**Your task:** Give the records back in full, exactly as they read.

**Dataset excerpts:**
+ + +

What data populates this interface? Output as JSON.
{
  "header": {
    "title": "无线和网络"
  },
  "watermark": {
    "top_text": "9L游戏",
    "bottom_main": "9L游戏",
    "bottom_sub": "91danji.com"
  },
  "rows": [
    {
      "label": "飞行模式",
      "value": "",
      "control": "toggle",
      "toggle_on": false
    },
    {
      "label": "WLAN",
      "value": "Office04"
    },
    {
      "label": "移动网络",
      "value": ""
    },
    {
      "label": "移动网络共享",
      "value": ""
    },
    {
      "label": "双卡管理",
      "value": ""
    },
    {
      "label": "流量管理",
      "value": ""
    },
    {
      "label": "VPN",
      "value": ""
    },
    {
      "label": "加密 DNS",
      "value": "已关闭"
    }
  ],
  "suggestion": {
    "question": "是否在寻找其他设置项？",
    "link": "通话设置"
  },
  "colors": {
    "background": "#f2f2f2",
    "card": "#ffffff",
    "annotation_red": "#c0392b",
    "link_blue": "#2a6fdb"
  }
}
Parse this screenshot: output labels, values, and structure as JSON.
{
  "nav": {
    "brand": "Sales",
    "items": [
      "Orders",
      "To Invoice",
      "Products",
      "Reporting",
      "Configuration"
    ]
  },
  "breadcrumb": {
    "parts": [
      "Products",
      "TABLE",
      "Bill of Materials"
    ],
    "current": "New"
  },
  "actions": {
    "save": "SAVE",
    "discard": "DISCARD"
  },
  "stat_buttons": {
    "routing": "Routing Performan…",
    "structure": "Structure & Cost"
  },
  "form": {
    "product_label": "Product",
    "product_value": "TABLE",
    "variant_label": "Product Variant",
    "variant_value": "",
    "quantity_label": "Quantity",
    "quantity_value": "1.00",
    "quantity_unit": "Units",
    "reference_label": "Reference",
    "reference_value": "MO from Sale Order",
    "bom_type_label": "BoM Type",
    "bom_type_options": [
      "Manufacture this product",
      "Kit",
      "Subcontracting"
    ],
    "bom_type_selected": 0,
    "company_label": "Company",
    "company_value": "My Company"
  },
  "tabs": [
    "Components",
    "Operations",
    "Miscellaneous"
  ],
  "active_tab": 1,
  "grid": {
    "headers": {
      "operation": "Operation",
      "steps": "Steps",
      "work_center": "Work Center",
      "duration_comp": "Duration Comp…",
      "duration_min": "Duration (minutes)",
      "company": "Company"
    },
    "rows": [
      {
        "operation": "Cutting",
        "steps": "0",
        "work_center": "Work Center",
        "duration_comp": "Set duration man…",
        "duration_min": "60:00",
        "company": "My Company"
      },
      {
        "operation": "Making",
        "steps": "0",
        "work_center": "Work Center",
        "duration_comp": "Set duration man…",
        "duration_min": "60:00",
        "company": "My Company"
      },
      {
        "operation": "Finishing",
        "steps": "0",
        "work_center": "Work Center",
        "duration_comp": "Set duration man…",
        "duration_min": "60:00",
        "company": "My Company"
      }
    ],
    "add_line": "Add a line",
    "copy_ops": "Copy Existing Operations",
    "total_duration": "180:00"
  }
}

+ + +

**Response below:**
What data populates this interface? Output as JSON.
{
  "header": {
    "title": "无线和网络"
  },
  "watermark": {
    "top_text": "9L游戏",
    "bottom_main": "9L游戏",
    "bottom_sub": "91danji.com"
  },
  "rows": [
    {
      "label": "飞行模式",
      "value": "",
      "control": "toggle",
      "toggle_on": false
    },
    {
      "label": "WLAN",
      "value": "Office04"
    },
    {
      "label": "移动网络",
      "value": ""
    },
    {
      "label": "移动网络共享",
      "value": ""
    },
    {
      "label": "双卡管理",
      "value": ""
    },
    {
      "label": "流量管理",
      "value": ""
    },
    {
      "label": "VPN",
      "value": ""
    },
    {
      "label": "加密 DNS",
      "value": "已关闭"
    }
  ],
  "suggestion": {
    "question": "是否在寻找其他设置项？",
    "link": "通话设置"
  },
  "colors": {
    "background": "#f2f2f2",
    "card": "#ffffff",
    "annotation_red": "#c0392b",
    "link_blue": "#2a6fdb"
  }
}
Parse this screenshot: output labels, values, and structure as JSON.
{
  "nav": {
    "brand": "Sales",
    "items": [
      "Orders",
      "To Invoice",
      "Products",
      "Reporting",
      "Configuration"
    ]
  },
  "breadcrumb": {
    "parts": [
      "Products",
      "TABLE",
      "Bill of Materials"
    ],
    "current": "New"
  },
  "actions": {
    "save": "SAVE",
    "discard": "DISCARD"
  },
  "stat_buttons": {
    "routing": "Routing Performan…",
    "structure": "Structure & Cost"
  },
  "form": {
    "product_label": "Product",
    "product_value": "TABLE",
    "variant_label": "Product Variant",
    "variant_value": "",
    "quantity_label": "Quantity",
    "quantity_value": "1.00",
    "quantity_unit": "Units",
    "reference_label": "Reference",
    "reference_value": "MO from Sale Order",
    "bom_type_label": "BoM Type",
    "bom_type_options": [
      "Manufacture this product",
      "Kit",
      "Subcontracting"
    ],
    "bom_type_selected": 0,
    "company_label": "Company",
    "company_value": "My Company"
  },
  "tabs": [
    "Components",
    "Operations",
    "Miscellaneous"
  ],
  "active_tab": 1,
  "grid": {
    "headers": {
      "operation": "Operation",
      "steps": "Steps",
      "work_center": "Work Center",
      "duration_comp": "Duration Comp…",
      "duration_min": "Duration (minutes)",
      "company": "Company"
    },
    "rows": [
      {
        "operation": "Cutting",
        "steps": "0",
        "work_center": "Work Center",
        "duration_comp": "Set duration man…",
        "duration_min": "60:00",
        "company": "My Company"
      },
      {
        "operation": "Making",
        "steps": "0",
        "work_center": "Work Center",
        "duration_comp": "Set duration man…",
        "duration_min": "60:00",
        "company": "My Company"
      },
      {
        "operation": "Finishing",
        "steps": "0",
        "work_center": "Work Center",
        "duration_comp": "Set duration man…",
        "duration_min": "60:00",
        "company": "My Company"
      }
    ],
    "add_line": "Add a line",
    "copy_ops": "Copy Existing Operations",
    "total_duration": "180:00"
  }
}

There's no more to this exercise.